The task: Print all of the entries exactly, minus the pictures.

══ Provided data ══

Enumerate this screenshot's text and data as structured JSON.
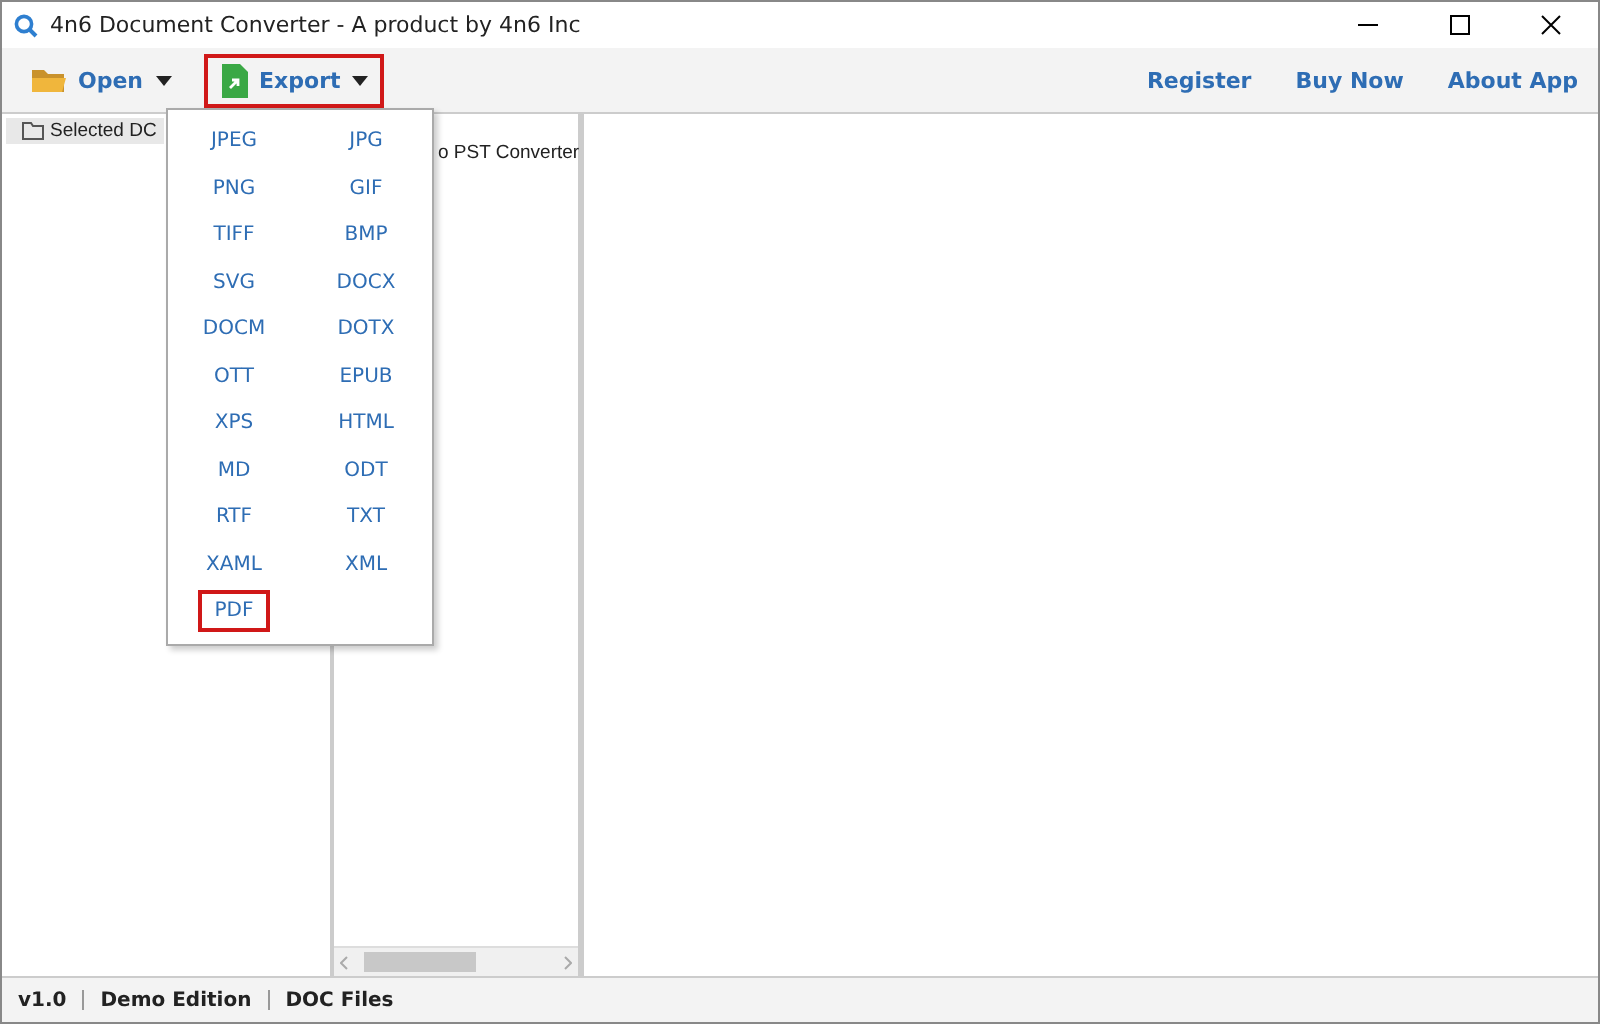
{
  "window": {
    "title": "4n6 Document Converter - A product by 4n6 Inc"
  },
  "toolbar": {
    "buttons": [
      {
        "label": "Open",
        "kind": "open",
        "highlighted": false
      },
      {
        "label": "Export",
        "kind": "export",
        "highlighted": true
      }
    ],
    "links": [
      "Register",
      "Buy Now",
      "About App"
    ]
  },
  "tree": {
    "root": "Selected DC"
  },
  "list_panel": {
    "row": "o PST Converter"
  },
  "export_menu": [
    {
      "label": "JPEG",
      "highlighted": false
    },
    {
      "label": "JPG",
      "highlighted": false
    },
    {
      "label": "PNG",
      "highlighted": false
    },
    {
      "label": "GIF",
      "highlighted": false
    },
    {
      "label": "TIFF",
      "highlighted": false
    },
    {
      "label": "BMP",
      "highlighted": false
    },
    {
      "label": "SVG",
      "highlighted": false
    },
    {
      "label": "DOCX",
      "highlighted": false
    },
    {
      "label": "DOCM",
      "highlighted": false
    },
    {
      "label": "DOTX",
      "highlighted": false
    },
    {
      "label": "OTT",
      "highlighted": false
    },
    {
      "label": "EPUB",
      "highlighted": false
    },
    {
      "label": "XPS",
      "highlighted": false
    },
    {
      "label": "HTML",
      "highlighted": false
    },
    {
      "label": "MD",
      "highlighted": false
    },
    {
      "label": "ODT",
      "highlighted": false
    },
    {
      "label": "RTF",
      "highlighted": false
    },
    {
      "label": "TXT",
      "highlighted": false
    },
    {
      "label": "XAML",
      "highlighted": false
    },
    {
      "label": "XML",
      "highlighted": false
    },
    {
      "label": "PDF",
      "highlighted": true
    }
  ],
  "status_bar": [
    "v1.0",
    "Demo Edition",
    "DOC Files"
  ]
}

═══

Task result:
Enumerate this screenshot's text and data as structured JSON.
{
  "window": {
    "title": "4n6 Document Converter - A product by 4n6 Inc"
  },
  "toolbar": {
    "buttons": [
      {
        "label": "Open",
        "kind": "open",
        "highlighted": false
      },
      {
        "label": "Export",
        "kind": "export",
        "highlighted": true
      }
    ],
    "links": [
      "Register",
      "Buy Now",
      "About App"
    ]
  },
  "tree": {
    "root": "Selected DC"
  },
  "list_panel": {
    "row": "o PST Converter"
  },
  "export_menu": [
    {
      "label": "JPEG",
      "highlighted": false
    },
    {
      "label": "JPG",
      "highlighted": false
    },
    {
      "label": "PNG",
      "highlighted": false
    },
    {
      "label": "GIF",
      "highlighted": false
    },
    {
      "label": "TIFF",
      "highlighted": false
    },
    {
      "label": "BMP",
      "highlighted": false
    },
    {
      "label": "SVG",
      "highlighted": false
    },
    {
      "label": "DOCX",
      "highlighted": false
    },
    {
      "label": "DOCM",
      "highlighted": false
    },
    {
      "label": "DOTX",
      "highlighted": false
    },
    {
      "label": "OTT",
      "highlighted": false
    },
    {
      "label": "EPUB",
      "highlighted": false
    },
    {
      "label": "XPS",
      "highlighted": false
    },
    {
      "label": "HTML",
      "highlighted": false
    },
    {
      "label": "MD",
      "highlighted": false
    },
    {
      "label": "ODT",
      "highlighted": false
    },
    {
      "label": "RTF",
      "highlighted": false
    },
    {
      "label": "TXT",
      "highlighted": false
    },
    {
      "label": "XAML",
      "highlighted": false
    },
    {
      "label": "XML",
      "highlighted": false
    },
    {
      "label": "PDF",
      "highlighted": true
    }
  ],
  "status_bar": [
    "v1.0",
    "Demo Edition",
    "DOC Files"
  ]
}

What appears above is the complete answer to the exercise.